=== TUGAS YANG DIKERJAKAN ===
A – Menurut tulisan curhat tentang pertemanan, kebiasaan apa yang akhirnya dihentikan oleh penulisnya?
B – Lanjutkan tulisan curhat tentang pertemanan itu, dimulai setelah kalimat terakhir yang tercantum.

=== TEKS BACAAN ===
Tulisan
ini adalah curhatan saya yang kesekian kalinya. Tulisan ini mungkin tidak dapat
dibaca teman-teman saya seperti dulu kita masih sekolah dan kuliah di waktu dan
tempat yang sama. Tetapi, saya masih tetap ingin menulisnya dengan harapan, ada
yang membacanya. Saya terlalu menjadi pengecut untuk mengungkapkannya langsung.
Tidak hanya itu alasannya, sebenarnya karena saya bingung memulai mengatakannya
dari mana. Menurut saya, saya terlalu sentiment terhadap hal-hal yang sepele. Tetapi,
tetap saja, menurut saya ini penting.
Tulisan
ini saya berani memulainya ketika kegalauan saya mulai muncul lagi ketika
melihat tulisan yang diunggah @tweetramalan. Tulisan tersebut tepatnya adalah “Terkadang
kamu takut untuk terlalu peduli pada seseorang karena takut bahwa mereka tak
peduli sama sekali padamu”. Jujur, saya merasakan hal tersebut. Saya sadar,
jika saya merasakan itu, berarti saya tidak tulus, pamrih, ingin mendapatkan
balasan. Tetapi, setelah sekian tahun, mungkin 8 tahun terakhir saya merasa
usaha saya untuk sekedar menyapa “mereka” yang saya sebut teman tidak lantas
membuat saya disebut “teman” juga. Bahkan, kadang mereka yang saya sebut teman
dekat, bahkan tidak ingat saya. Oleh karena itu, saya berhenti mengucapkan
selamat ulang tahun.

=== DATA YANG DIBERIKAN ===
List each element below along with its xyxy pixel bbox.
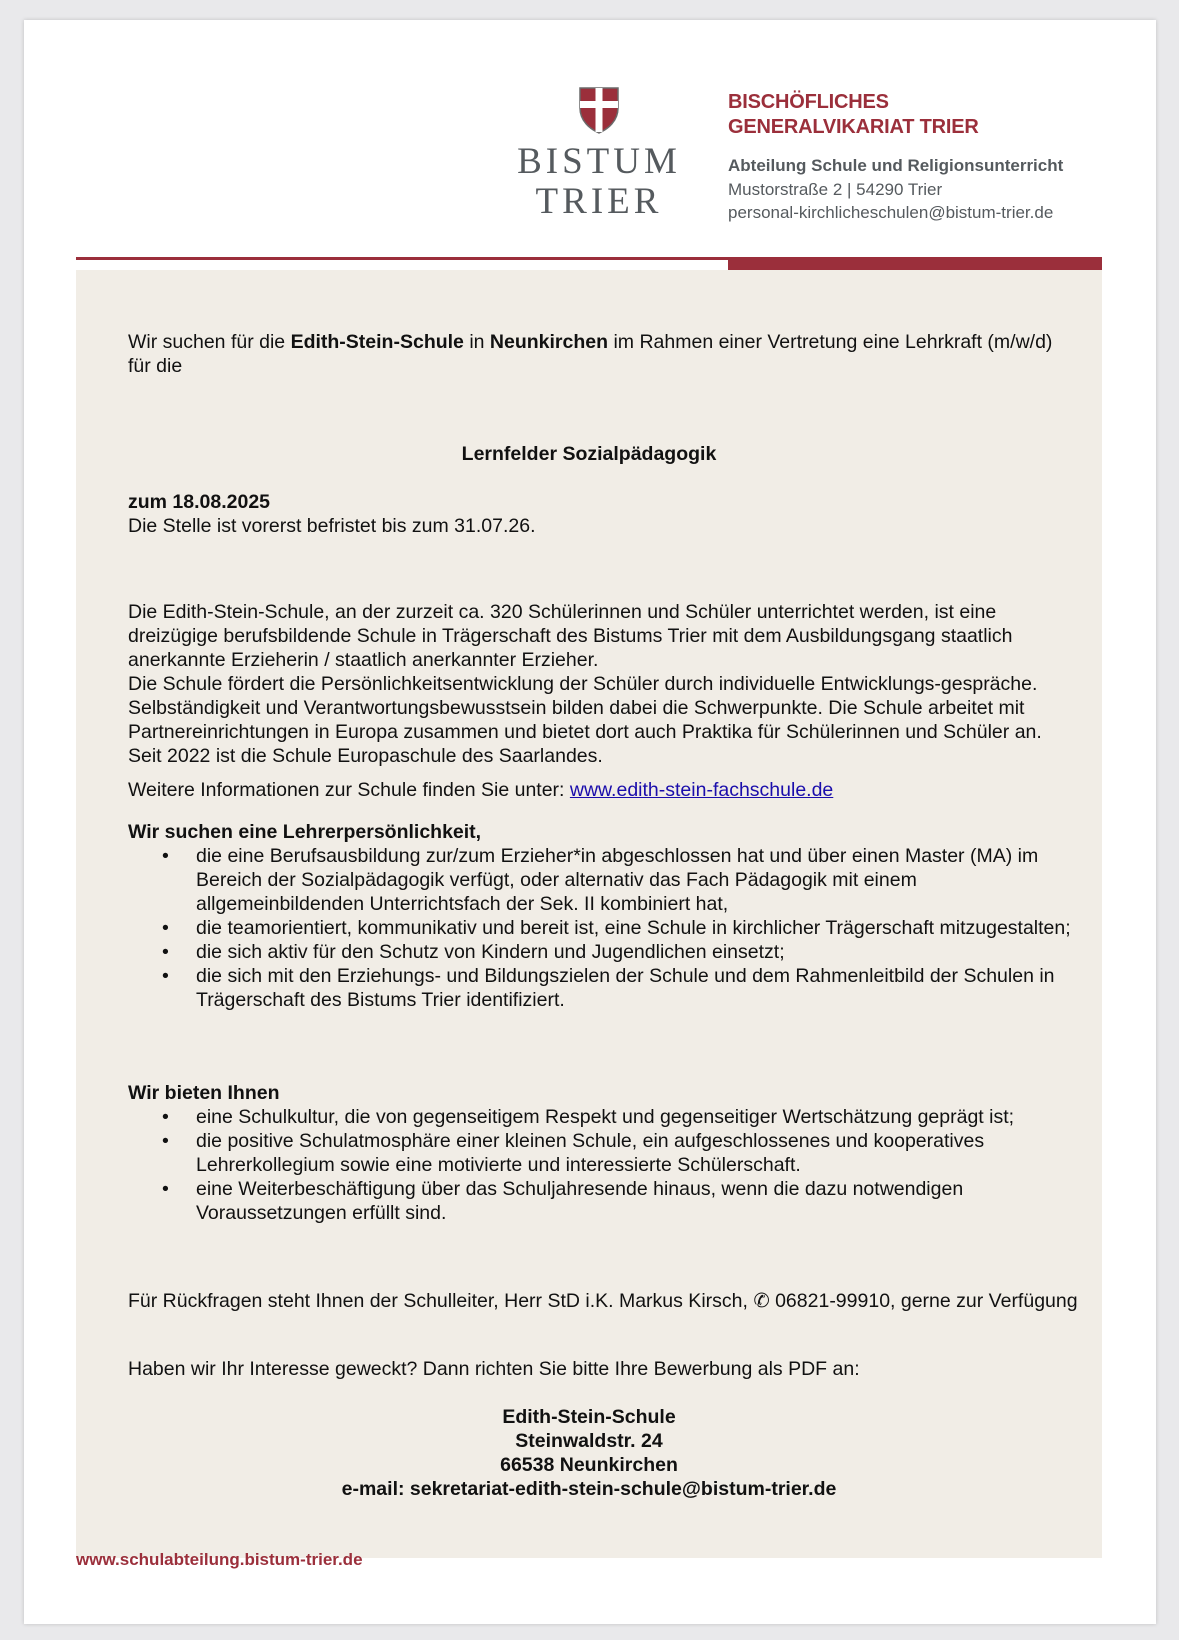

=== JAWABAN TUGAS ===
A – Mengucapkan selamat ulang tahun.

B –
Sekarang
ini, era globalisasi (kosa kata ini sering kali muncul di paper, kuliah, tugas,
ppt, sampek curhatan ini (“-__- ) ) di mana social media sangat berpengaruh
besar terhadap semua-semua kita. Oleh karena itu, saya percaya, social media
itu bisa menggantikan waktu dan ruang kita untuk bersua dengan teman-teman. Saya
luangkan waktu untuk nye-croll layar hp atau laptop buat “kepo” teman-teman
saya. Saya Cuma perlu tahu, mereka semua oke di tempat masing-masing. Kadang saya
beranikan komen ketika mereka mengunggah apa yang mereka rasakan di social
media. Tetapi, belum lama ini, teman saya sendiri mengatakan secara langsung kepada
saya ketika kami bertemu tentang pemikirannya.
“Kamu
itu jangan terlalu percaya pada apa yang saya tulis di social media. Itu hanya
caraku untuk menarik followers.”
Hhhhhhhh…TTTTT.TTTTT
Dengan
polosnya saya menanggapi kicauannya di sosmed yang seolah-olah menunjukkan dia
galau. Saya merasa bodoh jelas. Apa yang saya anggap penting, ternyata hanya
sebuah bentuk pembuat imej semata. Dan saya ingat, seketika itu, teman saya
menuliskan di akunnya, “jaman sekarang masih ada ya yang percaya sama tweet”. Saya
merasa teman saya ini telah menghina perhatian saya. TTTTT.TTTTT . tetapi
sejatinya saya tahu, saya hanya mencari kambing hitam atas kenaifan saya yang
gag banget. Saya sadar, saya hidup di panggung sandiwara. Kemudian saya menjadi
sadar bahwa sosmed tidak sepenuhnya dimaknai dengan penyambung silaturahim. Dan
apa yang saya anggap wajar dengan perhatian yang saya berikan kepada teman saya
itu dianggap sampah oleh teman saya. Hhhhhhhh. Rubbbbiiissshhesss.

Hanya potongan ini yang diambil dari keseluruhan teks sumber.